----- Text block
I am pretty sure that Steve and Daniel might disagree with me, but I find the concept of full-kitting one of the most important ideas in Tame your Work Flow.  Chapter 17 provides more explanation for the concept. My involvement in software development, enhancements, maintenance, package and hardware installation, and configuration has made it very clear to me that flow needs to be a paramount concern. Value only accrues by getting work into the hands of the people that will use it and then having it operate correctly (delivering stuff nobody wants or that does not work is not flow or done).  Joe Schofield in SPaMCAST 619 calls this DONE. If you accept that flow is critical to predictability and delivering value, then the idea of full-kitting makes a huge amount of sense.
----------
*Work to do*
Write out the full-kitting passage word for word, starting at "I am pretty" and stopping after "amount of sense.".
----- Information provided
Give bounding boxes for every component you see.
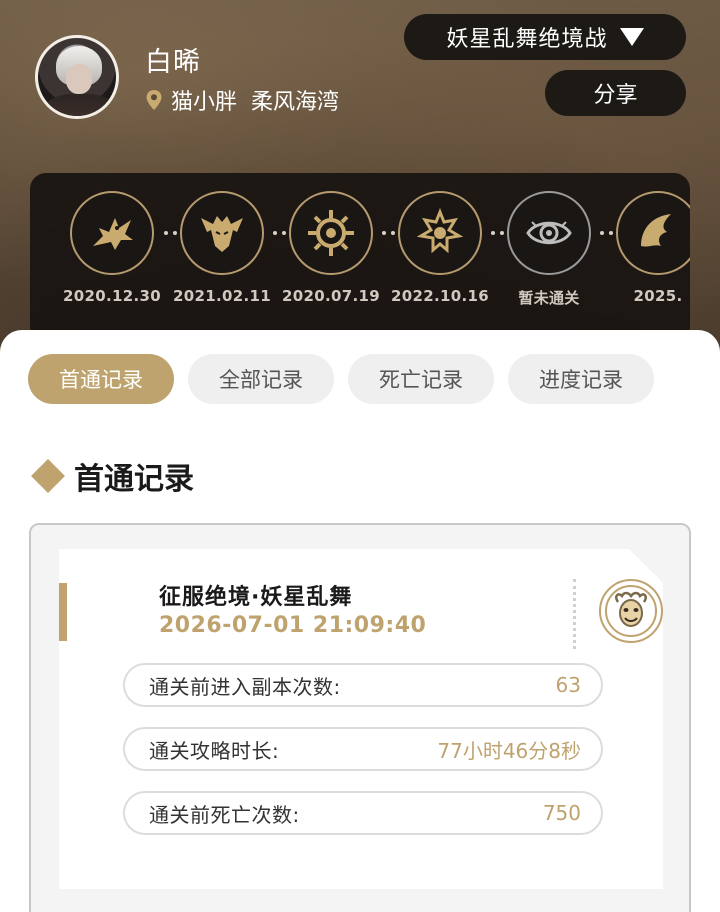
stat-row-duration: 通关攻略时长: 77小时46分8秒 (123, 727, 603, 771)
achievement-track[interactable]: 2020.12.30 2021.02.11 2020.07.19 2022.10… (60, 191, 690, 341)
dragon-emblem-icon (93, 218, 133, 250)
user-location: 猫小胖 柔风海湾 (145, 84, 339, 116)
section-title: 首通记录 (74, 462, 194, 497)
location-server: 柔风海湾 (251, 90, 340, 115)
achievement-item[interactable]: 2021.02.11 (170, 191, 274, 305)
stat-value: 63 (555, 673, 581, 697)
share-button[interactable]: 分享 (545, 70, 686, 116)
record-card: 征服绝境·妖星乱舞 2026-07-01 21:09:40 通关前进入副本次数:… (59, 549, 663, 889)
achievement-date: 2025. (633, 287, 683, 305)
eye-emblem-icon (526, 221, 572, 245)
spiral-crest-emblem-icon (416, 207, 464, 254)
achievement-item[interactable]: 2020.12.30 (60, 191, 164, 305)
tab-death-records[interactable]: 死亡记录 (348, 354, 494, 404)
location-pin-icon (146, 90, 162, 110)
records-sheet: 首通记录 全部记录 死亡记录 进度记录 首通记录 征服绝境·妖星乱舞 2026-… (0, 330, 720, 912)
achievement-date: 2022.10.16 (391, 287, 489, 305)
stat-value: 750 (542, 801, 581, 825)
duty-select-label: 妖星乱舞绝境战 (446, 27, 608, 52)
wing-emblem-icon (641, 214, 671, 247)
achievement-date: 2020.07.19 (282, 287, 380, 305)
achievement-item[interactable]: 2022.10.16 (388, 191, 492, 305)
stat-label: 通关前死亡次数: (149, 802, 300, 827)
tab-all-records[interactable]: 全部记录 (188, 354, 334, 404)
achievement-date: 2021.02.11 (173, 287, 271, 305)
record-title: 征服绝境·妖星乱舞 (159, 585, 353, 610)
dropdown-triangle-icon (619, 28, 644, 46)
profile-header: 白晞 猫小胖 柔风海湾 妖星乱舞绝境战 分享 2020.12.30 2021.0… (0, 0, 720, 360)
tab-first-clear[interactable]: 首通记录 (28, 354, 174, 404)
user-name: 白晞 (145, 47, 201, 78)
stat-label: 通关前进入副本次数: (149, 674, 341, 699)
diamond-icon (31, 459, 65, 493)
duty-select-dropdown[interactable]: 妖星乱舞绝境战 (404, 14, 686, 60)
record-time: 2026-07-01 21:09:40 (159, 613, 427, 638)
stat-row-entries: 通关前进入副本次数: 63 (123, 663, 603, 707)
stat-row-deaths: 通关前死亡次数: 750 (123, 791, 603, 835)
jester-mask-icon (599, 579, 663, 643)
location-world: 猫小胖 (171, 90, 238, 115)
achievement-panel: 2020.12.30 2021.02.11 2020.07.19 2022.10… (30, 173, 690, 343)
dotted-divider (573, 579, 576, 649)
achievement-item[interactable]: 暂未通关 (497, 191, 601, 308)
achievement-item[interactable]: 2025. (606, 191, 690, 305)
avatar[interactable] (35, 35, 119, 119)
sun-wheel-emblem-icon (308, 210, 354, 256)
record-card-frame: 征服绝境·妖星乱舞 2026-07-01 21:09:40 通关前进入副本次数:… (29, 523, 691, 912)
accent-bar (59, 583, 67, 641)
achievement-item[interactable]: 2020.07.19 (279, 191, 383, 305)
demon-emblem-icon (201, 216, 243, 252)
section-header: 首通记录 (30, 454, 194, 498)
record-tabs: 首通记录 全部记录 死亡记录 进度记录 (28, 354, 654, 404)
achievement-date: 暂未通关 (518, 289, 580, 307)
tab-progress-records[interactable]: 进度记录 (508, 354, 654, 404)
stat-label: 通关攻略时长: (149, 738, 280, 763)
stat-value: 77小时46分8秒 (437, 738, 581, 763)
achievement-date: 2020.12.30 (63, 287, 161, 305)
----------
*Answer below*
I am pretty sure that Steve and Daniel might disagree with me, but I find the concept of full-kitting one of the most important ideas in Tame your Work Flow.  Chapter 17 provides more explanation for the concept. My involvement in software development, enhancements, maintenance, package and hardware installation, and configuration has made it very clear to me that flow needs to be a paramount concern. Value only accrues by getting work into the hands of the people that will use it and then having it operate correctly (delivering stuff nobody wants or that does not work is not flow or done).  Joe Schofield in SPaMCAST 619 calls this DONE. If you accept that flow is critical to predictability and delivering value, then the idea of full-kitting makes a huge amount of sense.